-- start MATERIAL SHOWN --
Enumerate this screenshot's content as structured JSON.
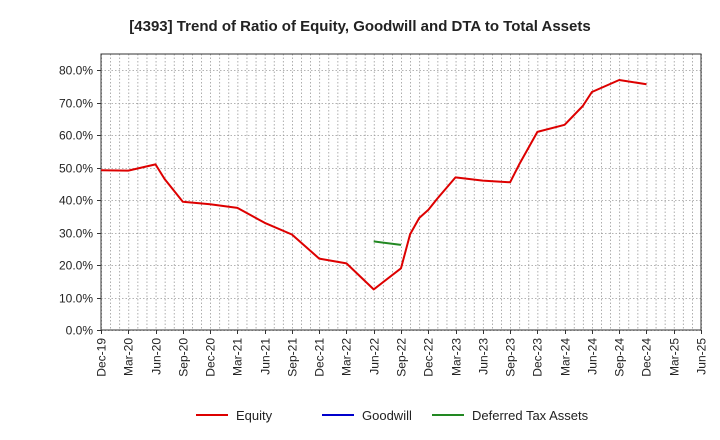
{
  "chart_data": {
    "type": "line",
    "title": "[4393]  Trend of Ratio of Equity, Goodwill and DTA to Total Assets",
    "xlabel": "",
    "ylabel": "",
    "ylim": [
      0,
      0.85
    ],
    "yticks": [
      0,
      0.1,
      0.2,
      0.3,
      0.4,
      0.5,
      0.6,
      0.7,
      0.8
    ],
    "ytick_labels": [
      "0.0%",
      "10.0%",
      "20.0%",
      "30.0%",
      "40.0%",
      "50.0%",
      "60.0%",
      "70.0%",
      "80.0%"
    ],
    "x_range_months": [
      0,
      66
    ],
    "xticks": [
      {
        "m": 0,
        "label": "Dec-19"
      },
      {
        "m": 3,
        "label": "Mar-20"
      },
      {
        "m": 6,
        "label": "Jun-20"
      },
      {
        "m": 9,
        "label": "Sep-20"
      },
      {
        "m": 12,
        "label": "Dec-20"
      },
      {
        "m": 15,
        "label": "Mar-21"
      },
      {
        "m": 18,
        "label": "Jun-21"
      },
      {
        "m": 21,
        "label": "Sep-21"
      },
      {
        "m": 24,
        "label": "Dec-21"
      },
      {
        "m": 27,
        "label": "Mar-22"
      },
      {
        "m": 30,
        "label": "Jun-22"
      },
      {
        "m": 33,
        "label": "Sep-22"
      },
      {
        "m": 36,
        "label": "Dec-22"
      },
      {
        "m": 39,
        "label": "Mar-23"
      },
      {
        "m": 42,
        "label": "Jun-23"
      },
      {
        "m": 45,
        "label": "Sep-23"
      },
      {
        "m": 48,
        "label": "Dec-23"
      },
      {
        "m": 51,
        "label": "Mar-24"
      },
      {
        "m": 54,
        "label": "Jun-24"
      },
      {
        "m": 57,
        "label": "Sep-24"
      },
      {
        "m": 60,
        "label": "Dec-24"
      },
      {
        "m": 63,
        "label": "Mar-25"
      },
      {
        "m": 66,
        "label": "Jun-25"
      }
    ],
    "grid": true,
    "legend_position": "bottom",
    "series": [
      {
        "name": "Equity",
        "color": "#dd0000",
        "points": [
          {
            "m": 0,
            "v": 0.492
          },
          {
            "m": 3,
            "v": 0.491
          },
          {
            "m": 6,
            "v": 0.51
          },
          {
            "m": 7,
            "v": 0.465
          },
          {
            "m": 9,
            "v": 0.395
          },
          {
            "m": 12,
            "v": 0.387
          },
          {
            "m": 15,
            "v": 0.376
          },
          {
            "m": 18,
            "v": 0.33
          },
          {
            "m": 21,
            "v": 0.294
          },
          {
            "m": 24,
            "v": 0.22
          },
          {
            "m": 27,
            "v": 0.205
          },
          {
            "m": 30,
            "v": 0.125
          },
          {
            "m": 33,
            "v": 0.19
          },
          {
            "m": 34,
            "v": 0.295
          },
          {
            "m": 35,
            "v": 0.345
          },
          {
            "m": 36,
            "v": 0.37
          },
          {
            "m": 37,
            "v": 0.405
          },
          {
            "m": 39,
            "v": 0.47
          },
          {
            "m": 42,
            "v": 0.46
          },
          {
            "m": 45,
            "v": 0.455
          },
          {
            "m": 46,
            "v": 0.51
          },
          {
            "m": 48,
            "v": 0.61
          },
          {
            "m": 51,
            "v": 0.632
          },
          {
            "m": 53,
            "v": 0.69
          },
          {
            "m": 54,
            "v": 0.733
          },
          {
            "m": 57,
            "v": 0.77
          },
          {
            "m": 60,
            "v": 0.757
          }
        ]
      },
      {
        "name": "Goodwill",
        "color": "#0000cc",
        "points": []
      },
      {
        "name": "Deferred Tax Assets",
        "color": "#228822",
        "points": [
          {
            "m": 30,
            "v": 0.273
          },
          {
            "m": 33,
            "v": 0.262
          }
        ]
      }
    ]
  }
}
-- end MATERIAL SHOWN --
-- start MATERIAL SHOWN --
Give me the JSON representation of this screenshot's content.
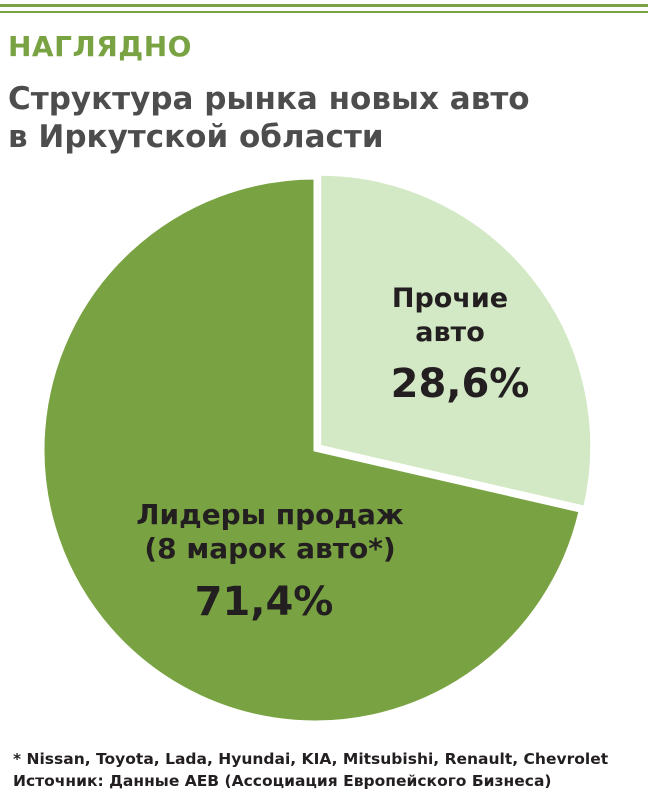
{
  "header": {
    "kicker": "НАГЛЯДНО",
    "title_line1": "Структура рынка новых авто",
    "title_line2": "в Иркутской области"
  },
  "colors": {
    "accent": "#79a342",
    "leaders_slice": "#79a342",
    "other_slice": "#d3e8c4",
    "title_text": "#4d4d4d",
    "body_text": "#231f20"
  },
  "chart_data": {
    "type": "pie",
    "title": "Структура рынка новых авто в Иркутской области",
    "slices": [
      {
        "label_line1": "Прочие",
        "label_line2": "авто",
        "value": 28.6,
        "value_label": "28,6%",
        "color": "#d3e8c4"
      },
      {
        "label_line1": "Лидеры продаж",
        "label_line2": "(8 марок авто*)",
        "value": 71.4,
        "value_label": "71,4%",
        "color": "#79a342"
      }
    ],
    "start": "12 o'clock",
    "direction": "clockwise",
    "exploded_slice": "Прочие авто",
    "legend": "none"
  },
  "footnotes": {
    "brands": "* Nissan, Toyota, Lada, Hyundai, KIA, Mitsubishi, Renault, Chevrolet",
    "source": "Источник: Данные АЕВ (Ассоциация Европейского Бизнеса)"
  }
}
-- end MATERIAL SHOWN --
● GIVEN INSTRUCTION: Determine how many lines contain the word "области" and reply with that number alone.

● THE OUTPUT: 2